Collect every line of the records below that contains the word "status".

⟨

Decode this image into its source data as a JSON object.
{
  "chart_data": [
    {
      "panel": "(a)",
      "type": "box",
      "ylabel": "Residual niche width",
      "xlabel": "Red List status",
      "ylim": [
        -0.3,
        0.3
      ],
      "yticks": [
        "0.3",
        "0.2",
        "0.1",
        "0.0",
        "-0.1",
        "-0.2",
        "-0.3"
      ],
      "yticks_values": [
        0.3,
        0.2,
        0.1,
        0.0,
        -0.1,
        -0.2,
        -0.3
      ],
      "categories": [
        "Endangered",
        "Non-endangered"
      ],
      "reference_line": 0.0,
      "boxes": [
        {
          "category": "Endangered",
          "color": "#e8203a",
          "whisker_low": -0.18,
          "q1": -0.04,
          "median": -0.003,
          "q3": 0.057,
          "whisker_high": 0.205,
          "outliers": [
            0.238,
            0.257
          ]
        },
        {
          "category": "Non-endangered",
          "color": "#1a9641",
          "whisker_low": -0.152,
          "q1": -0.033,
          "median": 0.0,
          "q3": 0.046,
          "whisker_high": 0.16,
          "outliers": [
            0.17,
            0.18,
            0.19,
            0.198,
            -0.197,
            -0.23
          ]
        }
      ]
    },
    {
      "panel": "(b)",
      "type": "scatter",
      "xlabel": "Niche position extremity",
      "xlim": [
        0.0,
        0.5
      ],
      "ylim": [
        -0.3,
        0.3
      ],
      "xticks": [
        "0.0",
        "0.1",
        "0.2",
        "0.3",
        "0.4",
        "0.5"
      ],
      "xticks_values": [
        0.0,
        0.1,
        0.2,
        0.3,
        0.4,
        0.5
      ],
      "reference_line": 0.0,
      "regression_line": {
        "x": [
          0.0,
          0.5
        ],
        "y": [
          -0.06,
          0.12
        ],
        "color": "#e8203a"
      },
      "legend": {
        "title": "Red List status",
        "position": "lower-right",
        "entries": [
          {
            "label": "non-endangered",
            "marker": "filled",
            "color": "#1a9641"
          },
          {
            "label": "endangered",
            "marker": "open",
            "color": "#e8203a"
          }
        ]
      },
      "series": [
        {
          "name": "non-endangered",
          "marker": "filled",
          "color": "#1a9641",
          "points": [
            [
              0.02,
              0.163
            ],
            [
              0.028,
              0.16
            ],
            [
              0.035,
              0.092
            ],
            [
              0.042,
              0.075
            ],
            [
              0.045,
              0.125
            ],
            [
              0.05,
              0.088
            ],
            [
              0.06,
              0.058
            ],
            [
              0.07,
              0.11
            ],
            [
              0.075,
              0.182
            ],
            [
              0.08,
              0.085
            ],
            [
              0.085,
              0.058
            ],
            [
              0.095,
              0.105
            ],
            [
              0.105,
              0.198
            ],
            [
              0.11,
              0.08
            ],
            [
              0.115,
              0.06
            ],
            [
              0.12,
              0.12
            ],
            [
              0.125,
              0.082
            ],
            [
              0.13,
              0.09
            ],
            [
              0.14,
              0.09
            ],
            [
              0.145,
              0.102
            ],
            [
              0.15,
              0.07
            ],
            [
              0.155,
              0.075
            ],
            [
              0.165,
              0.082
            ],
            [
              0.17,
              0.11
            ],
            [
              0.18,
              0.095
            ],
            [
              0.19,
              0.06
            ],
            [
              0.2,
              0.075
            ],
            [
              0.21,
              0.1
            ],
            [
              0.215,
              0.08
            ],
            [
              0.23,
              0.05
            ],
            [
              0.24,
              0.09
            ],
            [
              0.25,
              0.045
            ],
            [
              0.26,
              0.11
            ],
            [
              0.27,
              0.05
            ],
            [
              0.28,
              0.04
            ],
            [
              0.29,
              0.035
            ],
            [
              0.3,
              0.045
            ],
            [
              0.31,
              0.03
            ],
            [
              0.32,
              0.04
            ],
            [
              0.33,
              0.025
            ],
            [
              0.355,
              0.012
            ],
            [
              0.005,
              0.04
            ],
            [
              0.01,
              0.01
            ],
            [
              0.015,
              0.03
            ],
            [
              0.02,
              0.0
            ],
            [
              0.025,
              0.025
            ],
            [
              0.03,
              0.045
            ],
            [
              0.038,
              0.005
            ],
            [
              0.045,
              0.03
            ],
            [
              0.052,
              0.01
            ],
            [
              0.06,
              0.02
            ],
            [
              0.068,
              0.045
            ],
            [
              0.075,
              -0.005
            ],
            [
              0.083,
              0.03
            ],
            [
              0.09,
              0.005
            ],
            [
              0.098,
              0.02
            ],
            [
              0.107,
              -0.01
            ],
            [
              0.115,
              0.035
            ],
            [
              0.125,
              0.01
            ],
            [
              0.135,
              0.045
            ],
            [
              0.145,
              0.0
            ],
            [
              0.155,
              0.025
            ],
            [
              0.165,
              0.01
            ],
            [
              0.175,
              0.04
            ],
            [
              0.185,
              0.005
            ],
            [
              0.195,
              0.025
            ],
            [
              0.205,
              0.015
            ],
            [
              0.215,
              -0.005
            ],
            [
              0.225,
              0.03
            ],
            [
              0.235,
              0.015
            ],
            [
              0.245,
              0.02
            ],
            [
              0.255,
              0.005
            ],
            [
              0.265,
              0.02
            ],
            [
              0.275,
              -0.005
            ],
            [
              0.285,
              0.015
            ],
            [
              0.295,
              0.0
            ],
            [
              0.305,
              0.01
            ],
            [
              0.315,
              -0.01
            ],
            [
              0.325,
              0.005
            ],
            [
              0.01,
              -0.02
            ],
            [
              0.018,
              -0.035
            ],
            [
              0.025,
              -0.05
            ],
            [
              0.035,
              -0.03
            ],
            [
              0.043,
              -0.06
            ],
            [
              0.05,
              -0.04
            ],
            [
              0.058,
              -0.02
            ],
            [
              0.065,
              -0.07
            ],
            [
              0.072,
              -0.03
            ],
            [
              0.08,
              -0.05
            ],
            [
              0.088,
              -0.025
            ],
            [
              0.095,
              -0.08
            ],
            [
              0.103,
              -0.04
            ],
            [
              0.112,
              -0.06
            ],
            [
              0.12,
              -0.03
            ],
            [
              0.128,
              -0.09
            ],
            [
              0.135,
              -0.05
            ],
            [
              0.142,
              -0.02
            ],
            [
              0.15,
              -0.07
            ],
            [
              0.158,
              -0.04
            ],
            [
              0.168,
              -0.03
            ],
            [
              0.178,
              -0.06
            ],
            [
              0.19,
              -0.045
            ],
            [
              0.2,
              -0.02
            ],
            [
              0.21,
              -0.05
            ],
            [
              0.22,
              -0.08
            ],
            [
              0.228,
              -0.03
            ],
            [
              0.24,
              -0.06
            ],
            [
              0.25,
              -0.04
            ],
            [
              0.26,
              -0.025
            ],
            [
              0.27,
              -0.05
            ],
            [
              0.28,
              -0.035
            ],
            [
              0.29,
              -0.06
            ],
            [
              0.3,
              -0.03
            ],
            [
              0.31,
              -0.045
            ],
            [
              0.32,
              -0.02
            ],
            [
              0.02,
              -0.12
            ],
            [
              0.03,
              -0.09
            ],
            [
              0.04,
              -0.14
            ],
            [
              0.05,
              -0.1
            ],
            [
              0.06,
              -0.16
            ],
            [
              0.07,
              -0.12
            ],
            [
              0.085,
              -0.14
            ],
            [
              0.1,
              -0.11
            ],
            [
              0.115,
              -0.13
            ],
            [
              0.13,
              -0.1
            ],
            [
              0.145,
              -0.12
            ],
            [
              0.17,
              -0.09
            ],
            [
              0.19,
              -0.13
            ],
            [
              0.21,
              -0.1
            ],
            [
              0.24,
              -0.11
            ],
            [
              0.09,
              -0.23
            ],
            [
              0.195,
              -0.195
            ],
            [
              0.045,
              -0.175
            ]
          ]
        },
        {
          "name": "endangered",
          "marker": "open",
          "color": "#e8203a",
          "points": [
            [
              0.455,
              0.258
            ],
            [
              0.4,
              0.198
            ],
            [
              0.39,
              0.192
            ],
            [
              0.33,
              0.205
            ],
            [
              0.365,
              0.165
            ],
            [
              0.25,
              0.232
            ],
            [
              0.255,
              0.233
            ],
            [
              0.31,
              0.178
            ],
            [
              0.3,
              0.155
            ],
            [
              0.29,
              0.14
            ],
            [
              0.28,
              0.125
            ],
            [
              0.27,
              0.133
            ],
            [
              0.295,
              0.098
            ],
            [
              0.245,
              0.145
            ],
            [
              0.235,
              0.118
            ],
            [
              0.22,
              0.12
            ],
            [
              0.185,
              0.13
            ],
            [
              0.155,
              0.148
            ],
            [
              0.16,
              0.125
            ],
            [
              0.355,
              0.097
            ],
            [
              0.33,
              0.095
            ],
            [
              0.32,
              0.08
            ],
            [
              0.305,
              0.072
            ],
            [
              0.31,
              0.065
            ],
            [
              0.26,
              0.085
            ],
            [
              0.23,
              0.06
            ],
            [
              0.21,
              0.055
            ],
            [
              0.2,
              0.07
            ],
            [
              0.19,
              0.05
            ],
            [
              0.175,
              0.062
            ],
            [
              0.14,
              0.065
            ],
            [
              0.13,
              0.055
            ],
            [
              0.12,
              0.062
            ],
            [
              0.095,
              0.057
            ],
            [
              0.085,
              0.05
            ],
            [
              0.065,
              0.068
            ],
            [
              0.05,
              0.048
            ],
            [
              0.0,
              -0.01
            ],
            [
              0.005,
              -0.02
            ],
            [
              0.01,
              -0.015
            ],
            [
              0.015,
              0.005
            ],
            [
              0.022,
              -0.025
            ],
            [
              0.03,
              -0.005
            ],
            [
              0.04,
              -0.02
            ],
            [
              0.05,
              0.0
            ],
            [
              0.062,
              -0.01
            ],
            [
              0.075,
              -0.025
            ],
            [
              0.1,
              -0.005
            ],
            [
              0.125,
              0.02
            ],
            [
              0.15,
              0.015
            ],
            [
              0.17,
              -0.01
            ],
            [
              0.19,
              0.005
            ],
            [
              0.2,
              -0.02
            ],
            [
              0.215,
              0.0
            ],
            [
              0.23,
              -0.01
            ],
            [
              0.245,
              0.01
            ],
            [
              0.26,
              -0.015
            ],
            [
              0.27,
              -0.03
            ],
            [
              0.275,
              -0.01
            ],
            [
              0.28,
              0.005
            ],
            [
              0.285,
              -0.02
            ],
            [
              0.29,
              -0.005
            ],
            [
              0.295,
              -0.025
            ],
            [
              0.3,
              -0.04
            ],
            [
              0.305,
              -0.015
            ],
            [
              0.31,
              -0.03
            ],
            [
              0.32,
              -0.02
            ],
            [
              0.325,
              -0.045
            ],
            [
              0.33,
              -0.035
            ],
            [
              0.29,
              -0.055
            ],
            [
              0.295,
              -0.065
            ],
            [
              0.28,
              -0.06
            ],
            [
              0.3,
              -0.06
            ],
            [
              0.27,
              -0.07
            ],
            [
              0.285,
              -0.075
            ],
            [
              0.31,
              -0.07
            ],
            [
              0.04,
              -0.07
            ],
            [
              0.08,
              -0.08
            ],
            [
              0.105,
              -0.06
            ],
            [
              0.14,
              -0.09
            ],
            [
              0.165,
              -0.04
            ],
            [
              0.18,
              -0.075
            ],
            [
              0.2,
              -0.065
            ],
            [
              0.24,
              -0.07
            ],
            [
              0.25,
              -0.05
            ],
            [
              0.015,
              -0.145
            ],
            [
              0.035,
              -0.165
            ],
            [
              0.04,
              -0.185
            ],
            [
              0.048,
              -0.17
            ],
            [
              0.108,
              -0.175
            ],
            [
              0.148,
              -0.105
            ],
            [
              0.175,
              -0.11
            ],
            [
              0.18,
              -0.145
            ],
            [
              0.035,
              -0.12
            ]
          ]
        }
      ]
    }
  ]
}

⟩

Written reply ▸
      "xlabel": "Red List status",
        "title": "Red List status",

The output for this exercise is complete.